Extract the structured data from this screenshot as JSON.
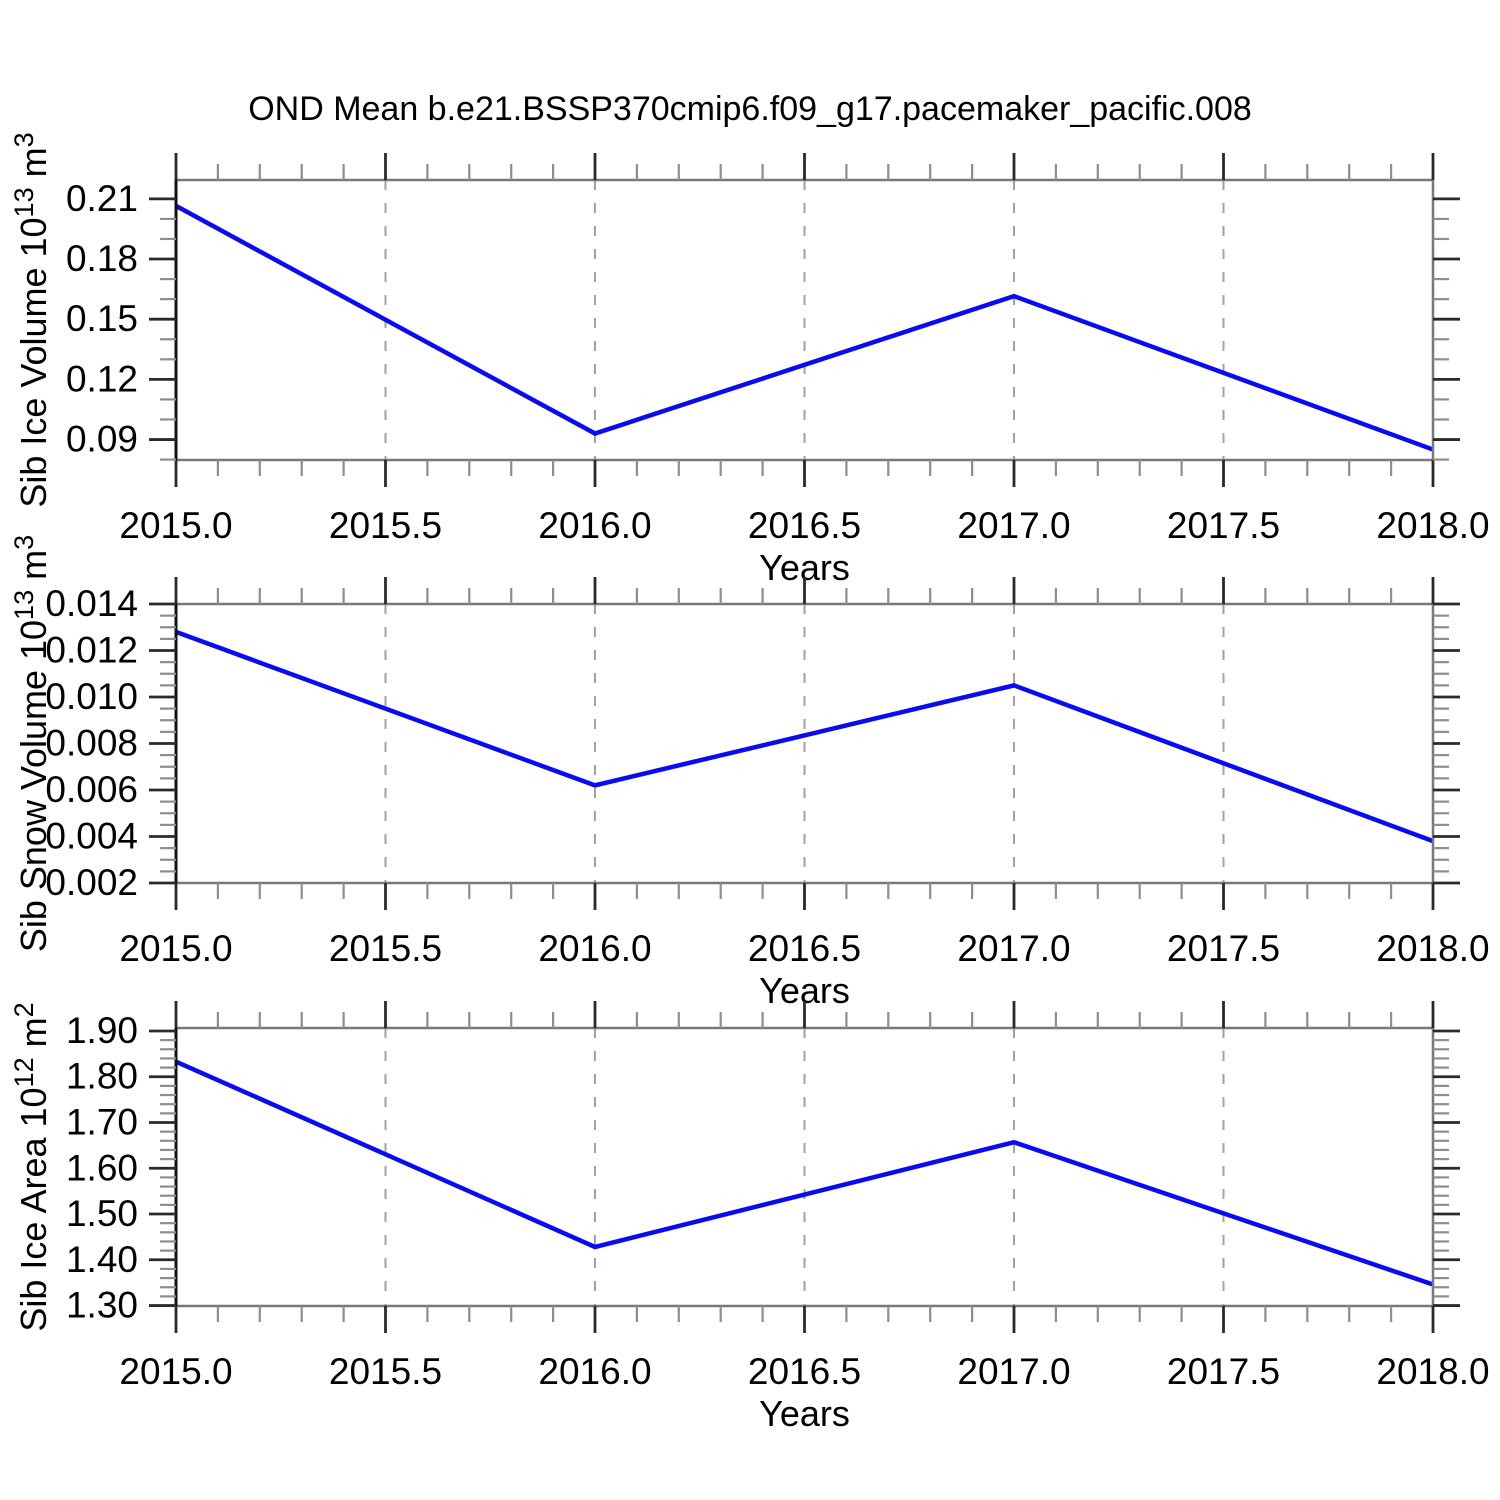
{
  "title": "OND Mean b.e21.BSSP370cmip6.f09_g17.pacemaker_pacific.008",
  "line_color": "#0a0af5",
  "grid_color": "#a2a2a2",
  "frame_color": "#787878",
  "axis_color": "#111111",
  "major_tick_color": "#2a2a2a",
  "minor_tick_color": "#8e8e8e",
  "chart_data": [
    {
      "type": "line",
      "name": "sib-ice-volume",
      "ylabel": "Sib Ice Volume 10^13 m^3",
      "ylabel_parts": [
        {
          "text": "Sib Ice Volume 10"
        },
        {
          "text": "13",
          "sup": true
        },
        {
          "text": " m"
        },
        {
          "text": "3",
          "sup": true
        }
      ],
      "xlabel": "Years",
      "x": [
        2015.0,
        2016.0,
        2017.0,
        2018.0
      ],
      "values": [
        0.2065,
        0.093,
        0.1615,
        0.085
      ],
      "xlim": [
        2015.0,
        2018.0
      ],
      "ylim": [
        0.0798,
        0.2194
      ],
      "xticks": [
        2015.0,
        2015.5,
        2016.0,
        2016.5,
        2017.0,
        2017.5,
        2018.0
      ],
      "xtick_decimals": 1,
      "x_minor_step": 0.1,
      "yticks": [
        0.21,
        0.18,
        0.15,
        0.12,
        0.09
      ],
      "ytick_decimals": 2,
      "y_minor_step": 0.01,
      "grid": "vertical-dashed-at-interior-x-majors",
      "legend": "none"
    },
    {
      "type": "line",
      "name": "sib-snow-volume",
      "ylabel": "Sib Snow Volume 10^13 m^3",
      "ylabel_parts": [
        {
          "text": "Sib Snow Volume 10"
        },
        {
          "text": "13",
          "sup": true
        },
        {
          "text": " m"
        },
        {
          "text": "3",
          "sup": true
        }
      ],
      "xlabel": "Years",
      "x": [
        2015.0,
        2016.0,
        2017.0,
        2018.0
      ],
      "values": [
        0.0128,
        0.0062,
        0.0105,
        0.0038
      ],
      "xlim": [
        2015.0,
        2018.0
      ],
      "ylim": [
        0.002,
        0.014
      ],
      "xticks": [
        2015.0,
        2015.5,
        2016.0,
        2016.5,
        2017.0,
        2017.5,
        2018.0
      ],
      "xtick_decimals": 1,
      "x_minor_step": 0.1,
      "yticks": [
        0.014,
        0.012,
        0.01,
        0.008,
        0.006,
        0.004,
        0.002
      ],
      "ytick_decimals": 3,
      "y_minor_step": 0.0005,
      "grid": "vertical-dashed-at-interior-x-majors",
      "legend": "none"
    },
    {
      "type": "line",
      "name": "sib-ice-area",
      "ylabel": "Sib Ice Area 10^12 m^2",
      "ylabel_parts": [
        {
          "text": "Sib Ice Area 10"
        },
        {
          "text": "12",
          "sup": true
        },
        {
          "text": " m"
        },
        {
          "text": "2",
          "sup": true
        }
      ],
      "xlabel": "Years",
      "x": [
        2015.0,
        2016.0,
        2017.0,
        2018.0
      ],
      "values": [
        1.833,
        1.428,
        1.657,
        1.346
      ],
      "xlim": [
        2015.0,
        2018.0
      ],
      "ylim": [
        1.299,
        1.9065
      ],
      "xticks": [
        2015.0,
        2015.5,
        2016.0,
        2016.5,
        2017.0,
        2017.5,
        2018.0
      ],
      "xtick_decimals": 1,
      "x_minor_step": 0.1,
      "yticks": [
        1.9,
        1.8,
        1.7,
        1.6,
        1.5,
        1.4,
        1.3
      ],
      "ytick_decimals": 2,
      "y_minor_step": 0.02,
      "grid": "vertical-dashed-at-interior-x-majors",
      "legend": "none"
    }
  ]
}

**Stated problem:**
What you return should match the records above word for word, minus the pictures.

**Exercise response:**
Extract the structured data from this screenshot as JSON.
{
  "title": "OND Mean b.e21.BSSP370cmip6.f09_g17.pacemaker_pacific.008",
  "line_color": "#0a0af5",
  "grid_color": "#a2a2a2",
  "frame_color": "#787878",
  "axis_color": "#111111",
  "major_tick_color": "#2a2a2a",
  "minor_tick_color": "#8e8e8e",
  "chart_data": [
    {
      "type": "line",
      "name": "sib-ice-volume",
      "ylabel": "Sib Ice Volume 10^13 m^3",
      "ylabel_parts": [
        {
          "text": "Sib Ice Volume 10"
        },
        {
          "text": "13",
          "sup": true
        },
        {
          "text": " m"
        },
        {
          "text": "3",
          "sup": true
        }
      ],
      "xlabel": "Years",
      "x": [
        2015.0,
        2016.0,
        2017.0,
        2018.0
      ],
      "values": [
        0.2065,
        0.093,
        0.1615,
        0.085
      ],
      "xlim": [
        2015.0,
        2018.0
      ],
      "ylim": [
        0.0798,
        0.2194
      ],
      "xticks": [
        2015.0,
        2015.5,
        2016.0,
        2016.5,
        2017.0,
        2017.5,
        2018.0
      ],
      "xtick_decimals": 1,
      "x_minor_step": 0.1,
      "yticks": [
        0.21,
        0.18,
        0.15,
        0.12,
        0.09
      ],
      "ytick_decimals": 2,
      "y_minor_step": 0.01,
      "grid": "vertical-dashed-at-interior-x-majors",
      "legend": "none"
    },
    {
      "type": "line",
      "name": "sib-snow-volume",
      "ylabel": "Sib Snow Volume 10^13 m^3",
      "ylabel_parts": [
        {
          "text": "Sib Snow Volume 10"
        },
        {
          "text": "13",
          "sup": true
        },
        {
          "text": " m"
        },
        {
          "text": "3",
          "sup": true
        }
      ],
      "xlabel": "Years",
      "x": [
        2015.0,
        2016.0,
        2017.0,
        2018.0
      ],
      "values": [
        0.0128,
        0.0062,
        0.0105,
        0.0038
      ],
      "xlim": [
        2015.0,
        2018.0
      ],
      "ylim": [
        0.002,
        0.014
      ],
      "xticks": [
        2015.0,
        2015.5,
        2016.0,
        2016.5,
        2017.0,
        2017.5,
        2018.0
      ],
      "xtick_decimals": 1,
      "x_minor_step": 0.1,
      "yticks": [
        0.014,
        0.012,
        0.01,
        0.008,
        0.006,
        0.004,
        0.002
      ],
      "ytick_decimals": 3,
      "y_minor_step": 0.0005,
      "grid": "vertical-dashed-at-interior-x-majors",
      "legend": "none"
    },
    {
      "type": "line",
      "name": "sib-ice-area",
      "ylabel": "Sib Ice Area 10^12 m^2",
      "ylabel_parts": [
        {
          "text": "Sib Ice Area 10"
        },
        {
          "text": "12",
          "sup": true
        },
        {
          "text": " m"
        },
        {
          "text": "2",
          "sup": true
        }
      ],
      "xlabel": "Years",
      "x": [
        2015.0,
        2016.0,
        2017.0,
        2018.0
      ],
      "values": [
        1.833,
        1.428,
        1.657,
        1.346
      ],
      "xlim": [
        2015.0,
        2018.0
      ],
      "ylim": [
        1.299,
        1.9065
      ],
      "xticks": [
        2015.0,
        2015.5,
        2016.0,
        2016.5,
        2017.0,
        2017.5,
        2018.0
      ],
      "xtick_decimals": 1,
      "x_minor_step": 0.1,
      "yticks": [
        1.9,
        1.8,
        1.7,
        1.6,
        1.5,
        1.4,
        1.3
      ],
      "ytick_decimals": 2,
      "y_minor_step": 0.02,
      "grid": "vertical-dashed-at-interior-x-majors",
      "legend": "none"
    }
  ]
}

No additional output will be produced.